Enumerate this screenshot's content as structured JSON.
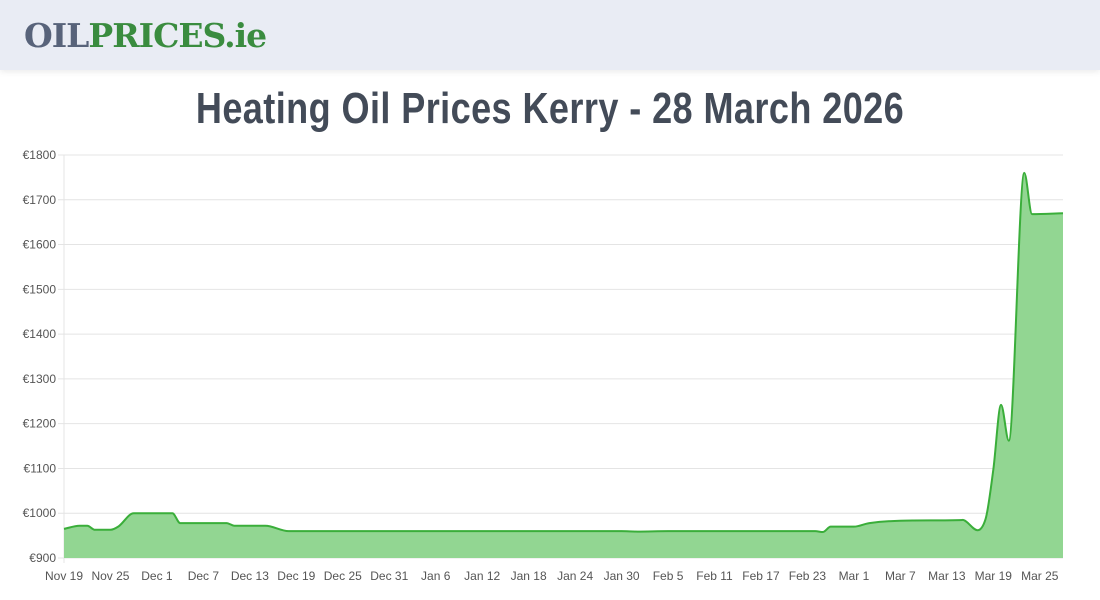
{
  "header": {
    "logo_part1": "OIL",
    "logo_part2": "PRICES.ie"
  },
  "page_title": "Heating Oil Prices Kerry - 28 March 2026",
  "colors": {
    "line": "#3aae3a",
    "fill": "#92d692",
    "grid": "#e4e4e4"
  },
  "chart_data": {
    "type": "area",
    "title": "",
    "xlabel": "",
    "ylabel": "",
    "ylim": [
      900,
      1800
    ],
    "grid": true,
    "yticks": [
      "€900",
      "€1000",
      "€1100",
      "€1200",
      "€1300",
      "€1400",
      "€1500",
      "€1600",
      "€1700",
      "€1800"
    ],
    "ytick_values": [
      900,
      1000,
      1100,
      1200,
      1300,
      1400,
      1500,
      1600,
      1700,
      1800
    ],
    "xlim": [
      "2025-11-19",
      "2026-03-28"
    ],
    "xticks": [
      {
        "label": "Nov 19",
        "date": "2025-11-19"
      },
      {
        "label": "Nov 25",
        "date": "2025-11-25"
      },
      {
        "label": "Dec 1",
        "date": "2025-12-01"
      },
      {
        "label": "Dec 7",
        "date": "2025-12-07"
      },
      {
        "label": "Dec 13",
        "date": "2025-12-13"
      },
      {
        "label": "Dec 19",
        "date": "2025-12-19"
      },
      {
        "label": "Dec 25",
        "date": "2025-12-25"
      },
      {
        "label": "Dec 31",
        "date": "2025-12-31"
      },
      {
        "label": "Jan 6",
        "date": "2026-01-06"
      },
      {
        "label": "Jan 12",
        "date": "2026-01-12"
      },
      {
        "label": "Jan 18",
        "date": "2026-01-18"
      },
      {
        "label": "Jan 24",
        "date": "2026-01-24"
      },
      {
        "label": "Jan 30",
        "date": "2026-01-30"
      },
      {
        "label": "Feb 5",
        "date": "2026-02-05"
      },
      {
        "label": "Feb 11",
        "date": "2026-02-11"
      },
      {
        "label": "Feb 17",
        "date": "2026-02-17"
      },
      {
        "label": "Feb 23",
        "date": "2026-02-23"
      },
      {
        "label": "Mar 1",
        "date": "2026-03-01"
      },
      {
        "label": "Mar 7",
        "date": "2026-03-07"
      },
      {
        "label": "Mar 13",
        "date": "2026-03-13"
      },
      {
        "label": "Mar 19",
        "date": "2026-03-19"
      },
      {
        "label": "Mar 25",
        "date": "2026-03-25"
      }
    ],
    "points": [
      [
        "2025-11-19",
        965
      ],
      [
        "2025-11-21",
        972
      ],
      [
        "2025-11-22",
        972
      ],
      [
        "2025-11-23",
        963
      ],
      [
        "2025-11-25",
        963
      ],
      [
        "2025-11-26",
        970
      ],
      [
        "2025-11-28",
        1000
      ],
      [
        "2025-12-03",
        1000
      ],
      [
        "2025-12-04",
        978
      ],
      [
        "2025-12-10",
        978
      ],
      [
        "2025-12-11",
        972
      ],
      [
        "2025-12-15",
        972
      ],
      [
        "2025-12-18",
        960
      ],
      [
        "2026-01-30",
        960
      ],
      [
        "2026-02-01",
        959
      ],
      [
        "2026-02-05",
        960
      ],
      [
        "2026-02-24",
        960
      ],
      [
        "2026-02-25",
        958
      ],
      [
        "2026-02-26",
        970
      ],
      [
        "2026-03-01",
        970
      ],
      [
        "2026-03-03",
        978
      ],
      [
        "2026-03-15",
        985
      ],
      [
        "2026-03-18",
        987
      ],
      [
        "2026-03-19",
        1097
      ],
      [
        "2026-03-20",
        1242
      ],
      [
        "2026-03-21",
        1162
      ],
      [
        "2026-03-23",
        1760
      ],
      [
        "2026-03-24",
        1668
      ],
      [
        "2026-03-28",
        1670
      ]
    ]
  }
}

▶ Written request
Copy the material above in full and exactly, skipping pictures.

▶ Solution to the exercise
Enumerate this screenshot's content as structured JSON.
{
  "header": {
    "logo_part1": "OIL",
    "logo_part2": "PRICES.ie"
  },
  "page_title": "Heating Oil Prices Kerry - 28 March 2026",
  "colors": {
    "line": "#3aae3a",
    "fill": "#92d692",
    "grid": "#e4e4e4"
  },
  "chart_data": {
    "type": "area",
    "title": "",
    "xlabel": "",
    "ylabel": "",
    "ylim": [
      900,
      1800
    ],
    "grid": true,
    "yticks": [
      "€900",
      "€1000",
      "€1100",
      "€1200",
      "€1300",
      "€1400",
      "€1500",
      "€1600",
      "€1700",
      "€1800"
    ],
    "ytick_values": [
      900,
      1000,
      1100,
      1200,
      1300,
      1400,
      1500,
      1600,
      1700,
      1800
    ],
    "xlim": [
      "2025-11-19",
      "2026-03-28"
    ],
    "xticks": [
      {
        "label": "Nov 19",
        "date": "2025-11-19"
      },
      {
        "label": "Nov 25",
        "date": "2025-11-25"
      },
      {
        "label": "Dec 1",
        "date": "2025-12-01"
      },
      {
        "label": "Dec 7",
        "date": "2025-12-07"
      },
      {
        "label": "Dec 13",
        "date": "2025-12-13"
      },
      {
        "label": "Dec 19",
        "date": "2025-12-19"
      },
      {
        "label": "Dec 25",
        "date": "2025-12-25"
      },
      {
        "label": "Dec 31",
        "date": "2025-12-31"
      },
      {
        "label": "Jan 6",
        "date": "2026-01-06"
      },
      {
        "label": "Jan 12",
        "date": "2026-01-12"
      },
      {
        "label": "Jan 18",
        "date": "2026-01-18"
      },
      {
        "label": "Jan 24",
        "date": "2026-01-24"
      },
      {
        "label": "Jan 30",
        "date": "2026-01-30"
      },
      {
        "label": "Feb 5",
        "date": "2026-02-05"
      },
      {
        "label": "Feb 11",
        "date": "2026-02-11"
      },
      {
        "label": "Feb 17",
        "date": "2026-02-17"
      },
      {
        "label": "Feb 23",
        "date": "2026-02-23"
      },
      {
        "label": "Mar 1",
        "date": "2026-03-01"
      },
      {
        "label": "Mar 7",
        "date": "2026-03-07"
      },
      {
        "label": "Mar 13",
        "date": "2026-03-13"
      },
      {
        "label": "Mar 19",
        "date": "2026-03-19"
      },
      {
        "label": "Mar 25",
        "date": "2026-03-25"
      }
    ],
    "points": [
      [
        "2025-11-19",
        965
      ],
      [
        "2025-11-21",
        972
      ],
      [
        "2025-11-22",
        972
      ],
      [
        "2025-11-23",
        963
      ],
      [
        "2025-11-25",
        963
      ],
      [
        "2025-11-26",
        970
      ],
      [
        "2025-11-28",
        1000
      ],
      [
        "2025-12-03",
        1000
      ],
      [
        "2025-12-04",
        978
      ],
      [
        "2025-12-10",
        978
      ],
      [
        "2025-12-11",
        972
      ],
      [
        "2025-12-15",
        972
      ],
      [
        "2025-12-18",
        960
      ],
      [
        "2026-01-30",
        960
      ],
      [
        "2026-02-01",
        959
      ],
      [
        "2026-02-05",
        960
      ],
      [
        "2026-02-24",
        960
      ],
      [
        "2026-02-25",
        958
      ],
      [
        "2026-02-26",
        970
      ],
      [
        "2026-03-01",
        970
      ],
      [
        "2026-03-03",
        978
      ],
      [
        "2026-03-15",
        985
      ],
      [
        "2026-03-18",
        987
      ],
      [
        "2026-03-19",
        1097
      ],
      [
        "2026-03-20",
        1242
      ],
      [
        "2026-03-21",
        1162
      ],
      [
        "2026-03-23",
        1760
      ],
      [
        "2026-03-24",
        1668
      ],
      [
        "2026-03-28",
        1670
      ]
    ]
  }
}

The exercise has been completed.